WHAT THE EXERCISE ASKS
Count how many lines hold the string "Qnet". Answer with that number and nothing more.

INFORMATION SHOWN
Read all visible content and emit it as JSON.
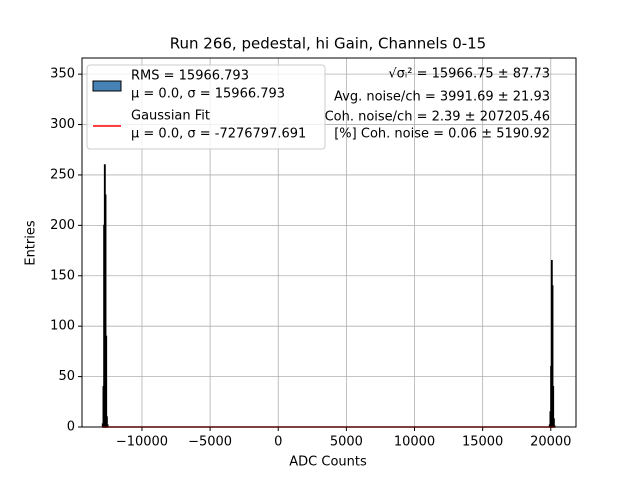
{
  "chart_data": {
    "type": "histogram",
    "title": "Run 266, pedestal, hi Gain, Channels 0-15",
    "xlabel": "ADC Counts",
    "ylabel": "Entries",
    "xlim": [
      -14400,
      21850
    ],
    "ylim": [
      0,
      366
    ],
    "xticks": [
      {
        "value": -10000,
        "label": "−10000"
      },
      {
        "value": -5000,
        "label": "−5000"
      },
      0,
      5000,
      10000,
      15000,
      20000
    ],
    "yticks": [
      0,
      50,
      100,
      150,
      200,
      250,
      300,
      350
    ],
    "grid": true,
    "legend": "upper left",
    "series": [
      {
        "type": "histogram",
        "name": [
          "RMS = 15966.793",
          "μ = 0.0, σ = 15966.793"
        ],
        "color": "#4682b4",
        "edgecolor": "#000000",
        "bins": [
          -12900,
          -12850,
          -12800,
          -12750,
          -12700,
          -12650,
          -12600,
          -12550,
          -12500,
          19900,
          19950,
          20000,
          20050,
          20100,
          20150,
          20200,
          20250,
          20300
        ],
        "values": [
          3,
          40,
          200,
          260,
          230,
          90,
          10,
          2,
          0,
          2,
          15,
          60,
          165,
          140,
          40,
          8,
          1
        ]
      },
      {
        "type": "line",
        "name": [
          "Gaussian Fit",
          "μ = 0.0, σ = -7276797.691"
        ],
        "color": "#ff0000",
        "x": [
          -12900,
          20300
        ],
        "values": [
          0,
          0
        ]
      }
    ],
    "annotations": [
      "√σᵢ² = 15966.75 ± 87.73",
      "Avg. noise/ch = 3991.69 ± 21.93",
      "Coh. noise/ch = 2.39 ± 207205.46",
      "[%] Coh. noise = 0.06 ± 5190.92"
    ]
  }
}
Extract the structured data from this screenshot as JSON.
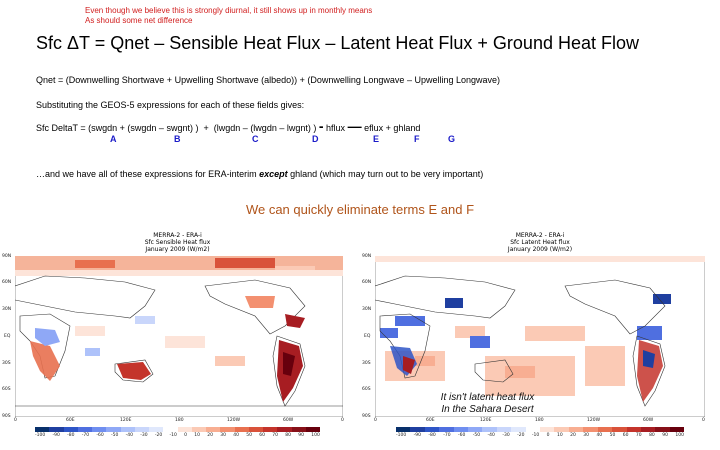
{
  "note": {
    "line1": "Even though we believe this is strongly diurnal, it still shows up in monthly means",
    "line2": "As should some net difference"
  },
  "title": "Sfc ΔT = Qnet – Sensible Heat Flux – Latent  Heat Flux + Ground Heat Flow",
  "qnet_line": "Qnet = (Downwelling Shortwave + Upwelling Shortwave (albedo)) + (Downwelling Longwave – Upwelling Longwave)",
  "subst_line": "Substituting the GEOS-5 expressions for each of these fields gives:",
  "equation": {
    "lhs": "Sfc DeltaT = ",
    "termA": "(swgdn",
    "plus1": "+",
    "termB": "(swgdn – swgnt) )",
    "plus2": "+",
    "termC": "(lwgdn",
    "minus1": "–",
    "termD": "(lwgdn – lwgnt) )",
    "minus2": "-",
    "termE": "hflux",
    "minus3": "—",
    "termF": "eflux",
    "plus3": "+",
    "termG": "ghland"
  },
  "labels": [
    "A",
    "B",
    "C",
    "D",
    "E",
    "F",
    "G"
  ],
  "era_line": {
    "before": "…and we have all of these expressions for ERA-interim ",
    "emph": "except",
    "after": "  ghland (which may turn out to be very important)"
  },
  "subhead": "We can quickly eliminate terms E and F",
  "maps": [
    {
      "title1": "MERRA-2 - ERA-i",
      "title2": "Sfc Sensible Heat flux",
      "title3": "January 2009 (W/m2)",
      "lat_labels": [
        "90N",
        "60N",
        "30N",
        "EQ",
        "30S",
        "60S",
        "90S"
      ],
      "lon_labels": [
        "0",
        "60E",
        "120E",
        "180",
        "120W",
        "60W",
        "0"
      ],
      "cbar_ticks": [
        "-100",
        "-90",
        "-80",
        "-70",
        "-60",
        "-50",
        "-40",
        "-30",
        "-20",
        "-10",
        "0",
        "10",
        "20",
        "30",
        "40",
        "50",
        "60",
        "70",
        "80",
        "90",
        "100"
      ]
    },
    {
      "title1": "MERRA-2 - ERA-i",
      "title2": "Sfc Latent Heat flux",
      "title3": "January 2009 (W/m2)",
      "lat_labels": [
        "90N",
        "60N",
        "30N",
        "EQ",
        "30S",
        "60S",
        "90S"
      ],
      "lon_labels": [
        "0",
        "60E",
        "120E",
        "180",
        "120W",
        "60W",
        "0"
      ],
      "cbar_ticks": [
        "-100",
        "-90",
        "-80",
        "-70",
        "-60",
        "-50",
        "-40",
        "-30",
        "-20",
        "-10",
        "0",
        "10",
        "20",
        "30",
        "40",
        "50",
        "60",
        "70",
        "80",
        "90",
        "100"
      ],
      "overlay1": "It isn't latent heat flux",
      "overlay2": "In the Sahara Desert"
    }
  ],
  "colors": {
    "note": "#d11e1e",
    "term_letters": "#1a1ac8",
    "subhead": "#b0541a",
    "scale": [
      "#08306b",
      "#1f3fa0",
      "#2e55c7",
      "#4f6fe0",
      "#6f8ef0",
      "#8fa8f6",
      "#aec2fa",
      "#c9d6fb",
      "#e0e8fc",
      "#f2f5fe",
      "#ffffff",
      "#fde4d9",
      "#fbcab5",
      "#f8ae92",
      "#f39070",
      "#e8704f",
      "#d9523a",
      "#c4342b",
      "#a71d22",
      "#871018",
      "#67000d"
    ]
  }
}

==

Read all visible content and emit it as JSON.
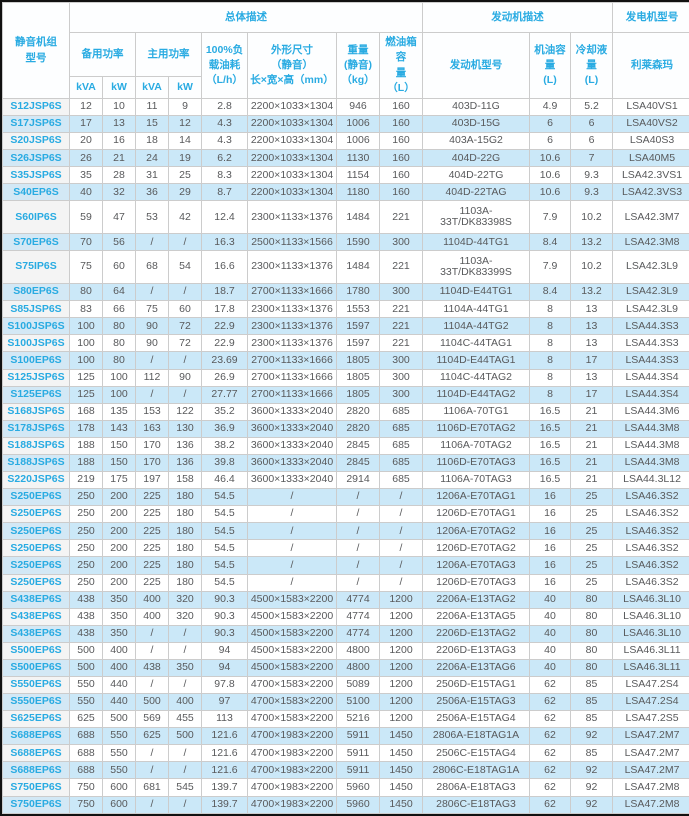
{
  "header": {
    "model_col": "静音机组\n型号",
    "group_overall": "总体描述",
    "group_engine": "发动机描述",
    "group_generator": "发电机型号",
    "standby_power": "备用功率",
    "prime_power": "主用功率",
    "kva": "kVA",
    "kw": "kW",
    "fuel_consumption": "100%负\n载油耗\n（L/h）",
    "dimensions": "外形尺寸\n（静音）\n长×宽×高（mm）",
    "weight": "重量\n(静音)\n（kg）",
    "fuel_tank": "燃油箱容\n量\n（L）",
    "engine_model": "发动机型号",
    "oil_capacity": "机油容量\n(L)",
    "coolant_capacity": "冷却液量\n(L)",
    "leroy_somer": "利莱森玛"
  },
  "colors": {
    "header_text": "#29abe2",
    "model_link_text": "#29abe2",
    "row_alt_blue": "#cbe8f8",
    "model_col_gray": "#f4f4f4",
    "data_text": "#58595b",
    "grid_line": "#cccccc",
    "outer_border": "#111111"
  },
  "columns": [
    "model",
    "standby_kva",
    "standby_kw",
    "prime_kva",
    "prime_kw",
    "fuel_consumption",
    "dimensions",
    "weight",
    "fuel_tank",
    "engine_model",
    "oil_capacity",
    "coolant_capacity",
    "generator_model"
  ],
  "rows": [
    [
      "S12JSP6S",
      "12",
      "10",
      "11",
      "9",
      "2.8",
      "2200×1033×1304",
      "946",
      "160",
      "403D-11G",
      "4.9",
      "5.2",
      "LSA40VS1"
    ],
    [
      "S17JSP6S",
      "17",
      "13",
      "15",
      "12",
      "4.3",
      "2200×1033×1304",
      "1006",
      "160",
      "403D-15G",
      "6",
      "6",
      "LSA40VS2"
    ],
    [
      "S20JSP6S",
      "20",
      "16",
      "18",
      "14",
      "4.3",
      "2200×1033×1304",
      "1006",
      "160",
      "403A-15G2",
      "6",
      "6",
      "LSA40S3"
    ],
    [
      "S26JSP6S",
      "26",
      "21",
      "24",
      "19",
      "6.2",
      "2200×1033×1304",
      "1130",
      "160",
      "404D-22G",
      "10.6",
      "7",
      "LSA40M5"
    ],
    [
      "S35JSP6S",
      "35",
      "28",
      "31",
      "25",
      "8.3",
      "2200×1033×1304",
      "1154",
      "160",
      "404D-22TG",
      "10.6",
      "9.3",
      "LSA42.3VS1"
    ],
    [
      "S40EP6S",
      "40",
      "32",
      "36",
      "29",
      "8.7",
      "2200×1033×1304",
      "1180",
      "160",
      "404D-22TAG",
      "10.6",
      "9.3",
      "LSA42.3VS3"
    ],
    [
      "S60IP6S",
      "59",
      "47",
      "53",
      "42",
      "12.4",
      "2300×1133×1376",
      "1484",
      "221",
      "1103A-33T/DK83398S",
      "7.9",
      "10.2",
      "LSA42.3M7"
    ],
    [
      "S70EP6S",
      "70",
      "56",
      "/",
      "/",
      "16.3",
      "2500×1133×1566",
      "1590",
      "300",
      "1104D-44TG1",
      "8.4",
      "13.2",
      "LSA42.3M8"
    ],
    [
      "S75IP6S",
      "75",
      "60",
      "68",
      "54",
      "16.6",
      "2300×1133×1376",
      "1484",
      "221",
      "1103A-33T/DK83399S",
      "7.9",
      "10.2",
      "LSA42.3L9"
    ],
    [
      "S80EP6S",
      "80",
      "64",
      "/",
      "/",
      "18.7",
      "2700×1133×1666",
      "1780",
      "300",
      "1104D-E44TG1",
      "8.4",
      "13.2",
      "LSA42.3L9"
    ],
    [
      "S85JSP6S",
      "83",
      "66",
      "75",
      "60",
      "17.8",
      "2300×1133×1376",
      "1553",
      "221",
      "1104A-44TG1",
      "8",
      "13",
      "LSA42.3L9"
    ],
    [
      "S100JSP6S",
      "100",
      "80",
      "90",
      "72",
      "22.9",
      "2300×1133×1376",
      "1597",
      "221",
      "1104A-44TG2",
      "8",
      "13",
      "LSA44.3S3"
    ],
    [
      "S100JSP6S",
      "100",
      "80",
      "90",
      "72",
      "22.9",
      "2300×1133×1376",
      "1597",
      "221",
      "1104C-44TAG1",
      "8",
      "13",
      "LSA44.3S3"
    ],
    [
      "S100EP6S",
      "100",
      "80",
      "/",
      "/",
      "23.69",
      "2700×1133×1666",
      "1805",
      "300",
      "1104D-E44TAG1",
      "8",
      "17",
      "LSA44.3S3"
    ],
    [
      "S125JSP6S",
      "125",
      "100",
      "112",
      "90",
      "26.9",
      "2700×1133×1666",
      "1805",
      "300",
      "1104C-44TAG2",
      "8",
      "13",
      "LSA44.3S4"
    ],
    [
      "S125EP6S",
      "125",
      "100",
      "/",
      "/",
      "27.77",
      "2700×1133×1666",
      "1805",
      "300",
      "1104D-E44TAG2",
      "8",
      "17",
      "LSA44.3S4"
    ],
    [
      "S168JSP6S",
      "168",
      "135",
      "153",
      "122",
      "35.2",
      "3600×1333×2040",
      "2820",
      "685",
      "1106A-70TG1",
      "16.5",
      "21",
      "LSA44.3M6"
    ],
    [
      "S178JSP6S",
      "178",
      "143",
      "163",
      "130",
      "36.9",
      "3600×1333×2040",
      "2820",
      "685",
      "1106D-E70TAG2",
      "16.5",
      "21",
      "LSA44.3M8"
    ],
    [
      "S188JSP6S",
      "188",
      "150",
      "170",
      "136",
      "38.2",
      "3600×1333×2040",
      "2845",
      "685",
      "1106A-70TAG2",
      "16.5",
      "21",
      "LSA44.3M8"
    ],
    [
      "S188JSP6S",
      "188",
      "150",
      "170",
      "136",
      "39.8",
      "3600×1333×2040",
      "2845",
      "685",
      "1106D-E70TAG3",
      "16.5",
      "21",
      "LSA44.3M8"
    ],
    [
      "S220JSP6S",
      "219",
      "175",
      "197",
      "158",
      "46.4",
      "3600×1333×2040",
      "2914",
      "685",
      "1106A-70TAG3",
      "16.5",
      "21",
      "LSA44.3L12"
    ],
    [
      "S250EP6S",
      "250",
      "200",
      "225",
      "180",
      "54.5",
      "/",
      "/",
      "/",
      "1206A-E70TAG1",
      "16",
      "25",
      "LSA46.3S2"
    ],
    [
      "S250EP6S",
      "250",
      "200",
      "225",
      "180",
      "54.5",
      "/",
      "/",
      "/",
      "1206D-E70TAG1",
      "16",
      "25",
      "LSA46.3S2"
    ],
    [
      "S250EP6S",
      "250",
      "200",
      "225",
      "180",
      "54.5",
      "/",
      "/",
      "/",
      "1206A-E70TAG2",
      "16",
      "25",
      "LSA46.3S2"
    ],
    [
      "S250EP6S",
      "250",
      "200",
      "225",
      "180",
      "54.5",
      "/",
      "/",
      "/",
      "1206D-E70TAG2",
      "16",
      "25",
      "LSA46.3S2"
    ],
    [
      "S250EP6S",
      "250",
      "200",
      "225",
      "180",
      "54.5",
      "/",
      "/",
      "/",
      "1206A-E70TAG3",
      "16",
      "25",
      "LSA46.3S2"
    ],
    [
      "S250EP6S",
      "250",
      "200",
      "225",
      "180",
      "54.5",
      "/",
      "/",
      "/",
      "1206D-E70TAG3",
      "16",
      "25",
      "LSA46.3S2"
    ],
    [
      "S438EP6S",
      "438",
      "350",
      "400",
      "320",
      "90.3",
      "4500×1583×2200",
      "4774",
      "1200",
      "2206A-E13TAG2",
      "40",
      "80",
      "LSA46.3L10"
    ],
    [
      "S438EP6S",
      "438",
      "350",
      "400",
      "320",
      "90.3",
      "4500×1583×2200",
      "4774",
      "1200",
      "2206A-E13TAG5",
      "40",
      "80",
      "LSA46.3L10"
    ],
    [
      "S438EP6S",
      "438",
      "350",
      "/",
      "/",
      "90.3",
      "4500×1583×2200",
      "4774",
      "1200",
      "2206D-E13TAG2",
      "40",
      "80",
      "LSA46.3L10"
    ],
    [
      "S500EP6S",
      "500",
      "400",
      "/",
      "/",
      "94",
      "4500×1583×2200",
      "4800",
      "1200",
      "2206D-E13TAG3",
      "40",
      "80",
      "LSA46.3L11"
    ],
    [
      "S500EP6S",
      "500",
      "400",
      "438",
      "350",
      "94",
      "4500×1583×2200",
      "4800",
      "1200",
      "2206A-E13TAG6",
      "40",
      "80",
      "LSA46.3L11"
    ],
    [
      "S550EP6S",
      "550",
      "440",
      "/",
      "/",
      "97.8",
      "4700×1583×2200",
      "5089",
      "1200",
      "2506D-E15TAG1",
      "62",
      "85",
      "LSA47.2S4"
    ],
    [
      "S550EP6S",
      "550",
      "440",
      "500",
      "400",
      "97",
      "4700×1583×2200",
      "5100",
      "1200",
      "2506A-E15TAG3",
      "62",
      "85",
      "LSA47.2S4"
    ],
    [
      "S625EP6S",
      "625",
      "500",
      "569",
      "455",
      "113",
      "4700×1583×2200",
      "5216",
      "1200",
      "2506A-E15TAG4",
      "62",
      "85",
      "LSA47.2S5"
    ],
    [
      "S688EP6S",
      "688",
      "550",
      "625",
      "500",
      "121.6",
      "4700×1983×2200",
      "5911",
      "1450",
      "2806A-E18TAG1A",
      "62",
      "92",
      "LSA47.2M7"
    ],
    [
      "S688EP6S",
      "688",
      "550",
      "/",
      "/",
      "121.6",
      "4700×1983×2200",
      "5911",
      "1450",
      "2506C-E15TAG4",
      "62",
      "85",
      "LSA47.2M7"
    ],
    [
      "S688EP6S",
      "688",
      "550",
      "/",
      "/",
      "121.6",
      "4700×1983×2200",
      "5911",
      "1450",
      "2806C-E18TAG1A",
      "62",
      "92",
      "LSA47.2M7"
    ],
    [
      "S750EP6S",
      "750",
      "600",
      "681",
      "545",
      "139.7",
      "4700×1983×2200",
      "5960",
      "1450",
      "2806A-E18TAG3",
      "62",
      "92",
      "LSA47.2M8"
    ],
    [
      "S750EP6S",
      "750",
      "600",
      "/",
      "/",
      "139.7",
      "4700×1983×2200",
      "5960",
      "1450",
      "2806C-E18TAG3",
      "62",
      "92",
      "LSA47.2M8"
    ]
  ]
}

ANSWER IN FULL
2